* Given task: Every line below should be copied exactly; drop the pictures.

(Entries from a dataset)
────────────────
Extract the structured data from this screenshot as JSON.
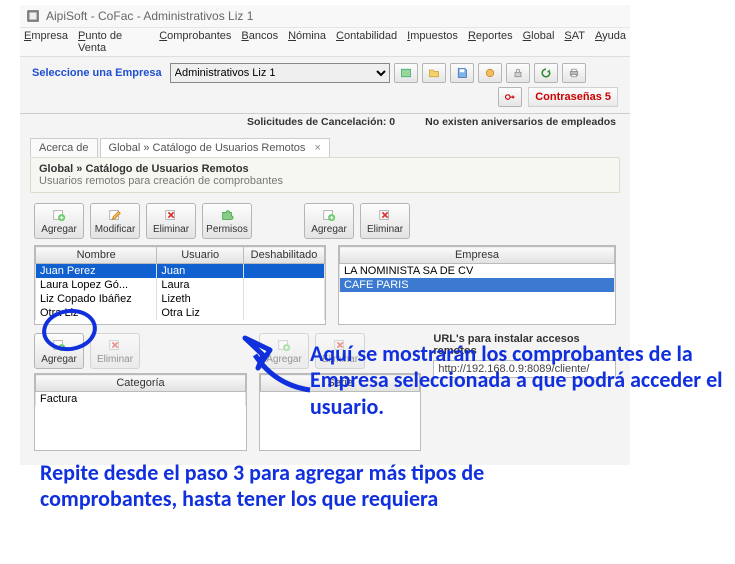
{
  "title": "AipiSoft - CoFac - Administrativos Liz 1",
  "menu": [
    "Empresa",
    "Punto de Venta",
    "Comprobantes",
    "Bancos",
    "Nómina",
    "Contabilidad",
    "Impuestos",
    "Reportes",
    "Global",
    "SAT",
    "Ayuda"
  ],
  "company_label": "Seleccione una Empresa",
  "company_selected": "Administrativos Liz 1",
  "contrasenas": "Contraseñas 5",
  "info_cancel": "Solicitudes de Cancelación: 0",
  "info_aniv": "No existen aniversarios de empleados",
  "tabs": {
    "acerca": "Acerca de",
    "catalogo": "Global » Catálogo de Usuarios Remotos"
  },
  "hdr_title": "Global » Catálogo de Usuarios Remotos",
  "hdr_sub": "Usuarios remotos para creación de comprobantes",
  "buttons": {
    "agregar": "Agregar",
    "modificar": "Modificar",
    "eliminar": "Eliminar",
    "permisos": "Permisos"
  },
  "users_cols": [
    "Nombre",
    "Usuario",
    "Deshabilitado"
  ],
  "users": [
    {
      "nombre": "Juan Perez",
      "usuario": "Juan",
      "dis": "",
      "sel": true
    },
    {
      "nombre": "Laura Lopez Gó...",
      "usuario": "Laura",
      "dis": ""
    },
    {
      "nombre": "Liz Copado Ibáñez",
      "usuario": "Lizeth",
      "dis": ""
    },
    {
      "nombre": "Otra Liz",
      "usuario": "Otra Liz",
      "dis": ""
    }
  ],
  "empresa_col": "Empresa",
  "empresas": [
    {
      "name": "LA NOMINISTA SA DE CV"
    },
    {
      "name": "CAFE PARIS",
      "sel": true
    }
  ],
  "categoria_col": "Categoría",
  "categoria_rows": [
    "Factura"
  ],
  "serie_col": "Serie",
  "url_label": "URL's para instalar accesos remotos",
  "url_value": "http://192.168.0.9:8089/cliente/",
  "annotation1": "Aquí se mostrarán los comprobantes de la Empresa seleccionada a que podrá acceder el usuario.",
  "annotation2": "Repite desde el paso 3 para agregar más tipos de comprobantes, hasta tener los que requiera"
}
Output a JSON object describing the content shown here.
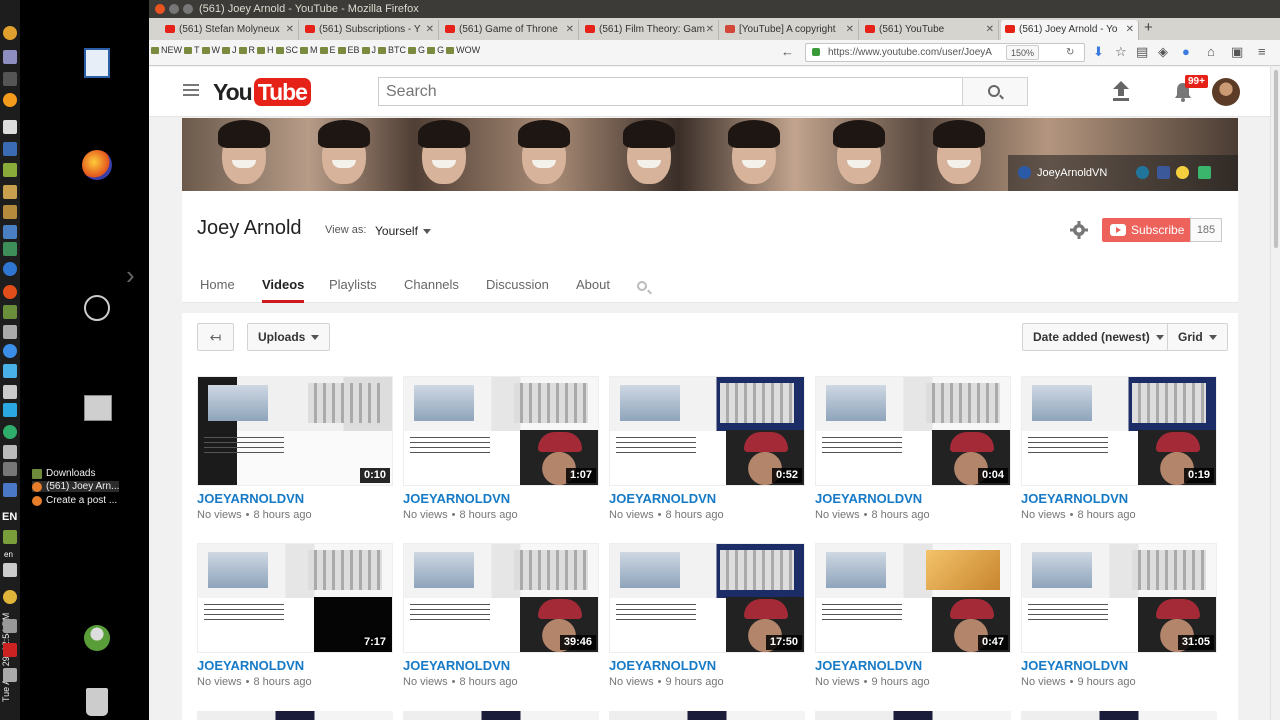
────────────────
* Exercise answer:
Extract the structured data from this screenshot as JSON.
{
  "title": "AipiSoft - CoFac - Administrativos Liz 1",
  "menu": [
    "Empresa",
    "Punto de Venta",
    "Comprobantes",
    "Bancos",
    "Nómina",
    "Contabilidad",
    "Impuestos",
    "Reportes",
    "Global",
    "SAT",
    "Ayuda"
  ],
  "company_label": "Seleccione una Empresa",
  "company_selected": "Administrativos Liz 1",
  "contrasenas": "Contraseñas 5",
  "info_cancel": "Solicitudes de Cancelación: 0",
  "info_aniv": "No existen aniversarios de empleados",
  "tabs": {
    "acerca": "Acerca de",
    "catalogo": "Global » Catálogo de Usuarios Remotos"
  },
  "hdr_title": "Global » Catálogo de Usuarios Remotos",
  "hdr_sub": "Usuarios remotos para creación de comprobantes",
  "buttons": {
    "agregar": "Agregar",
    "modificar": "Modificar",
    "eliminar": "Eliminar",
    "permisos": "Permisos"
  },
  "users_cols": [
    "Nombre",
    "Usuario",
    "Deshabilitado"
  ],
  "users": [
    {
      "nombre": "Juan Perez",
      "usuario": "Juan",
      "dis": "",
      "sel": true
    },
    {
      "nombre": "Laura Lopez Gó...",
      "usuario": "Laura",
      "dis": ""
    },
    {
      "nombre": "Liz Copado Ibáñez",
      "usuario": "Lizeth",
      "dis": ""
    },
    {
      "nombre": "Otra Liz",
      "usuario": "Otra Liz",
      "dis": ""
    }
  ],
  "empresa_col": "Empresa",
  "empresas": [
    {
      "name": "LA NOMINISTA SA DE CV"
    },
    {
      "name": "CAFE PARIS",
      "sel": true
    }
  ],
  "categoria_col": "Categoría",
  "categoria_rows": [
    "Factura"
  ],
  "serie_col": "Serie",
  "url_label": "URL's para instalar accesos remotos",
  "url_value": "http://192.168.0.9:8089/cliente/",
  "annotation1": "Aquí se mostrarán los comprobantes de la Empresa seleccionada a que podrá acceder el usuario.",
  "annotation2": "Repite desde el paso 3 para agregar más tipos de comprobantes, hasta tener los que requiera"
}
Output a JSON object describing the content shown here.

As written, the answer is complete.